====== Texto para leer
2010: recuerdo de una odisea morisca

Es inevitable pensar que si ese año fue recordado por algo en especial, ese algo tuviera que ver con los primeros coletazos de la crisis económica y social en la que seguimos inmersos. Pero esta vez quiero invitar al lector a evadirse de ese farragoso tema y que evoque tiempos pasados, para que también recordemos ese año como aquel en que se cumplieron 400 años de la expulsión de los moriscos de Aragón.

Pero, ¿quiénes eran los moriscos, y qué importancia tuvieron en la Historia para que merecieran ser recordados?

Antes de responder a estos interrogantes, y para conocer mejor la realidad de este colectivo, debemos viajar atrás en el tiempo unos cuantos siglos más, al comienzo de la Reconquista de España. A medida que los reinos cristianos avanzaban en el territorio peninsular hacia el sur, la población musulmana era sometida y puesta en vasallaje del Rey y los señoríos. Nacería así el término “mudejar” -procedente del árabe “mudayyan” (sometido)-, con el que identificamos hoy en día a esta comunidad; sin embargo, en su época siempre se referirían a ellos como moros o sarracenos. A estos mudéjares/moros/sarracenos se le permitió convivir con cristianos y judíos durante varios siglos, manteniendo el uso de su religión y sus costumbres, pero siempre debiéndose a sus señores, y por ende, al Rey. Así mismo, debían contribuir con gravosos tributos económicos y cumplir con una serie de servicios periódicos por haberles permitido seguir en el reino.

En Aragón se encontraban grandes grupos de esta comunidad, pues se formaron numerosas aljamas a lo largo del Valle del Ebro. En la Ribera Baja, villas como Gelsa, Alborge o Escatrón, hasta el S.XVI fueron de mayoría mudéjar. Hablando de señoríos, Alborge y Escatrón serían del tipo eclesiástico, pues pertenecían a la orden religiosa cisterciense de Rueda, frente a uno laico como Sástago, que pertenecía a la familia noble de los Alagón.

En las aljamas moras destacaban dos figuras principales: El alfaquí, líder espiritual encargado de hacer cumplir la doctrina y las leyes; y el alamín, el representante de la comunidad ante el señor cristiano al que pertenecían.

A los mudéjares les debemos multitud de términos lingüísticos, expresiones, topónimos, obras hidráulicas como acequias y azudes, y sobre todo, su arte y cultura.

Albañiles, canteros, alfareros, carpinteros, zapateros y borceguineros, pastores, barqueros y pontoneros, hortelanos…; muchos eran los oficios que desempeñaron, pero siempre destacaron en el desempeño manual, donde eran casi insuperables. De esta gran labor y sus pingües beneficios se acuñaron frases como: “El oro y el moro”, “Quien tiene un moro tiene un tesoro”, o “Un huerto vale su peso en oro, si el hortelano es moro”. Algunos de estos dichos fueron tan populares y repetidos que han perdurado hasta nuestros días.
============
→ Lista de tareas
a: En el texto sobre los moriscos de Aragón, ¿quién representaba a la comunidad ante el señor cristiano?
b: Indica si cada frase coincide con el texto sobre los moriscos de Aragón. Responde sí o no y copia las palabras del texto que lo deciden.
(i) Alborge y Escatrón pertenecían a la orden cisterciense de Rueda.
(ii) En su época, a esta comunidad siempre se la llamaba mudéjar.
(iii) Sástago era de la familia noble de los Alagón.
c: Sigue escribiendo el texto sobre los moriscos de Aragón a partir de su última frase.
====== Extracto de datos
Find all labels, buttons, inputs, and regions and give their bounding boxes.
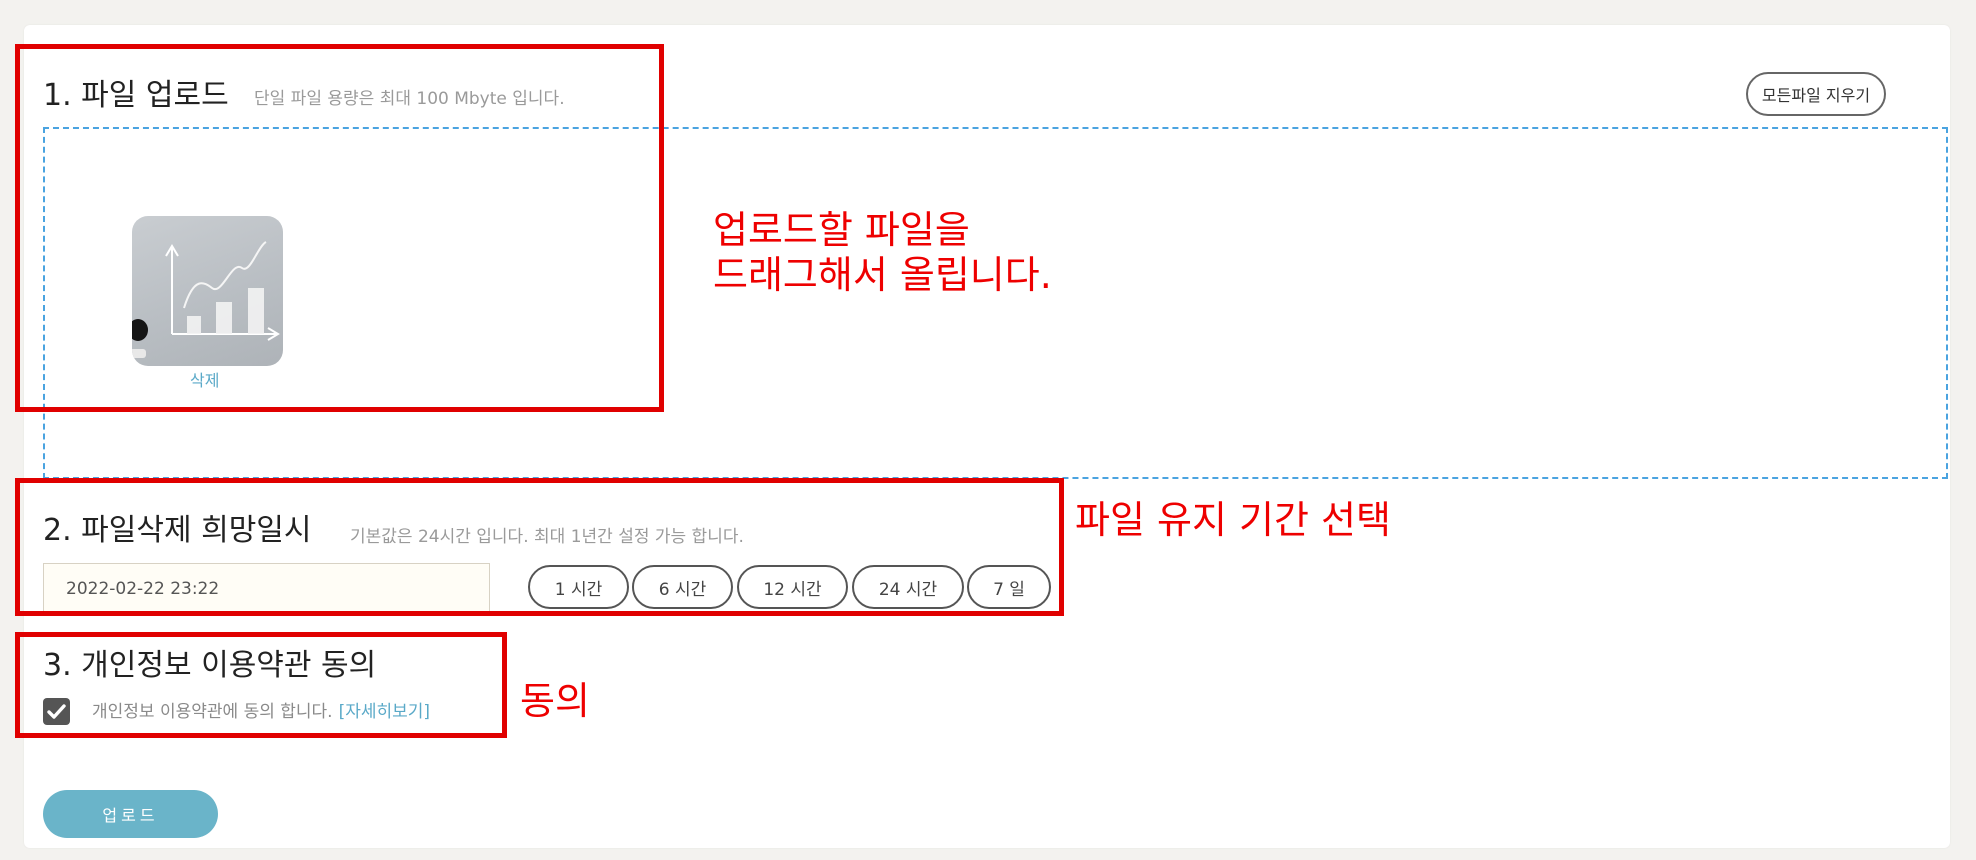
============
→ Resultados
a: El alamín.

b:
(i) Sí: "Alborge y Escatrón serían del tipo eclesiástico, pues pertenecían a la orden religiosa cisterciense de Rueda".
(ii) No: "en su época siempre se referirían a ellos como moros o sarracenos".
(iii) Sí: "Sástago, que pertenecía a la familia noble de los Alagón".

c:
Tras siglos de lenta reconquista, asimilación, aparente convivencia y aculturación de la comunidad mora, en 1492 los Reyes Católicos conquistan Granada, el último reducto andalusí de la península, y deciden unificar después la religión española en una sola cristiana. La expulsión de los judíos y la creación de la Santa Inquisición Española fueron sólo el principio; tarde o temprano les llegaría el turno al pueblo mudéjar. Y llegó en 1525, bajo el mandato de Carlos I; un decreto real les obligaría a convertirse forzosamente al cristianismo y a abandonar por completo su religión y las antiguas tradiciones islámicas. Las últimas mezquitas se clausuraron y derruyeron, o se convirtieron en iglesias o ermitas, y las aljamas desaparecieron y se formaron los concejos. A partir de entonces, los mudéjares pasarían a ser “cristianos nuevos”, más conocidos popularmente por el término de “moriscos”.

La Iglesia les impuso nombres cristianos en cada bautismo y les prohibió usar sus anteriores musulmanes. Cada domingo, los moriscos debían acudir a la iglesia a cumplir con sus nuevos deberes como fieles cristianos, bajo amenazas y sufriendo severos castigos si así no lo hacían. A pesar de ello, por todos era sabido que mantenían en secreto tanto sus antiguos nombres como sus costumbres y religión, pues adaptaron su forma de vida al mundo cristiano sólo en apariencia. En el caso del morisco aragonés, no fueron tanta la insolencia y la rebeldía como las de sus homólogos granadinos y valencianos; más bien el hecho de hallarse tan fuertemente atados a la tierra y a su señor les obligó a aceptar y asumir su nueva condición, fuera al precio que fuera. El hecho de ser amparado de igual manera por los Fueros que cualquier otro cristiano viejo aragonés, también suponía grandes ventajas, aunque finalmente la realidad social y económica de las familias moriscas fuera, por lo general, bien distinta a la cristiana. Para muestra, en la Ribera Baja, dos grandes señoríos, el de Rueda y el de Sástago, sometían a los moriscos a mayores pagos y cargas fiscales que a los cristianos.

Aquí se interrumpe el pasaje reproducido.